Stored entries
____

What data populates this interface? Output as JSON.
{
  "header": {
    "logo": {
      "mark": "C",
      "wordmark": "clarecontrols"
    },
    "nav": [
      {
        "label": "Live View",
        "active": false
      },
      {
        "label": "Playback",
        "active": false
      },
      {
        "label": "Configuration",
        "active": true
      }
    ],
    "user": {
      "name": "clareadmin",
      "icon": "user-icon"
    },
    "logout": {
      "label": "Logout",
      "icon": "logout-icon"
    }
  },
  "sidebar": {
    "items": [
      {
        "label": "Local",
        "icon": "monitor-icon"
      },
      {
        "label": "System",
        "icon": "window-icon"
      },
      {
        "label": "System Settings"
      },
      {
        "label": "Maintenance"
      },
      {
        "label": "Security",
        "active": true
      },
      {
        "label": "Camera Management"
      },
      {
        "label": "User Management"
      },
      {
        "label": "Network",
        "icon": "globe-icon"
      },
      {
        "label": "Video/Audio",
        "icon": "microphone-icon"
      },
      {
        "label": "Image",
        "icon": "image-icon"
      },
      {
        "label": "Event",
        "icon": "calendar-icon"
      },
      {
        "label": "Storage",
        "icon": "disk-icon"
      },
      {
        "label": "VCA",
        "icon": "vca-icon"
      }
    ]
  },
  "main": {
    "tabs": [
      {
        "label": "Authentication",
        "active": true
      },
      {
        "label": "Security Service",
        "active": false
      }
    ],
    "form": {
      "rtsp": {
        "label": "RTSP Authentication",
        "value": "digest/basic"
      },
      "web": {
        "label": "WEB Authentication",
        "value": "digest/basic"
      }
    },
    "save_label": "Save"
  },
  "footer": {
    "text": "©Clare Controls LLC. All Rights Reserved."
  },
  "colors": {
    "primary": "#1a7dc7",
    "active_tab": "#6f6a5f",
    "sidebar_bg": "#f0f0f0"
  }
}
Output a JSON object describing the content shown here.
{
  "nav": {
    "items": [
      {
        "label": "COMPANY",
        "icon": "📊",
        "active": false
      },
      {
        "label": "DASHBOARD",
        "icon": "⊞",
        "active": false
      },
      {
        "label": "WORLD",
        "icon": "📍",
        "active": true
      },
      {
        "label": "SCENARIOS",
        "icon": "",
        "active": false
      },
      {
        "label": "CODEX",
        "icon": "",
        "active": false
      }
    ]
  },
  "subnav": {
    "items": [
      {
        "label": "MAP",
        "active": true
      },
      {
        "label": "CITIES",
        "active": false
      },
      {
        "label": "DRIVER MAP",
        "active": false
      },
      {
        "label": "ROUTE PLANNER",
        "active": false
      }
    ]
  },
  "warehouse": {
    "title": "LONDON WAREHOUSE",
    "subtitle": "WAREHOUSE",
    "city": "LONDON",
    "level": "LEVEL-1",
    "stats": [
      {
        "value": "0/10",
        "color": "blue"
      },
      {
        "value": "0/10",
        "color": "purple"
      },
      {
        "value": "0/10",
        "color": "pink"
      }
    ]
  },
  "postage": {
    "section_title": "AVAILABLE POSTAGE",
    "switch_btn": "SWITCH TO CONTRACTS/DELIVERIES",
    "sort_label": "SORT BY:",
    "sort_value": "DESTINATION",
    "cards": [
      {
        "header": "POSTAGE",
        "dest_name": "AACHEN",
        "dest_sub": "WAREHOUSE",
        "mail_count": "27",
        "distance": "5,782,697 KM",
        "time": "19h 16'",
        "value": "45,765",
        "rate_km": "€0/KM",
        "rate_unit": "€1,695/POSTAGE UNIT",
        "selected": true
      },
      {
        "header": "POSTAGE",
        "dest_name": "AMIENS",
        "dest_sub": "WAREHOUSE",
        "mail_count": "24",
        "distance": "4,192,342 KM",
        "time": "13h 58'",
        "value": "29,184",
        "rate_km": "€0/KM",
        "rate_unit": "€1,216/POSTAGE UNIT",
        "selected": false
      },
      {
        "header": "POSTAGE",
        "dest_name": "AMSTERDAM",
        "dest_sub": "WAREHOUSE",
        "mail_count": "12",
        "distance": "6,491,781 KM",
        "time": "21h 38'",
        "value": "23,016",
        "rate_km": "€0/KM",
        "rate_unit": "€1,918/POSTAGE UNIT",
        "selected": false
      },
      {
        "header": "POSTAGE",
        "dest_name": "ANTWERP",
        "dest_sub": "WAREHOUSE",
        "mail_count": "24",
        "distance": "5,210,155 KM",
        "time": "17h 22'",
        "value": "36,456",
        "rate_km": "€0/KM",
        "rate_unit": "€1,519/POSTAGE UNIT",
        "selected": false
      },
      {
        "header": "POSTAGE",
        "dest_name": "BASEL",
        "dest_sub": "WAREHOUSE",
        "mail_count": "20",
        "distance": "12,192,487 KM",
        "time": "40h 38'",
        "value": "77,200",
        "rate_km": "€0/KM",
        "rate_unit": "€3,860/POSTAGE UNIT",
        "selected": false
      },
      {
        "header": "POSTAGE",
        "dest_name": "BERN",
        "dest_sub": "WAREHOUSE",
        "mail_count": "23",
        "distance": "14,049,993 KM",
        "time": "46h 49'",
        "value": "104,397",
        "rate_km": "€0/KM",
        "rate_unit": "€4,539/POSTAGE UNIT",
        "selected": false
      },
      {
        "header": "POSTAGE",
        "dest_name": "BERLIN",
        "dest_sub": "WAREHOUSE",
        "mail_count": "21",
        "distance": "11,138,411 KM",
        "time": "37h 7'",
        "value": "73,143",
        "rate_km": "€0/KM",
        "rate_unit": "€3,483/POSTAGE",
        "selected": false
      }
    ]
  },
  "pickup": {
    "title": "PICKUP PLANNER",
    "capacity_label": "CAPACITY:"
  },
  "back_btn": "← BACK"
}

____

Wherever the word "PLANNER" occurs in a line of the listing, copy that line.

◆ **Correct answer**:
        "label": "ROUTE PLANNER",
    "title": "PICKUP PLANNER",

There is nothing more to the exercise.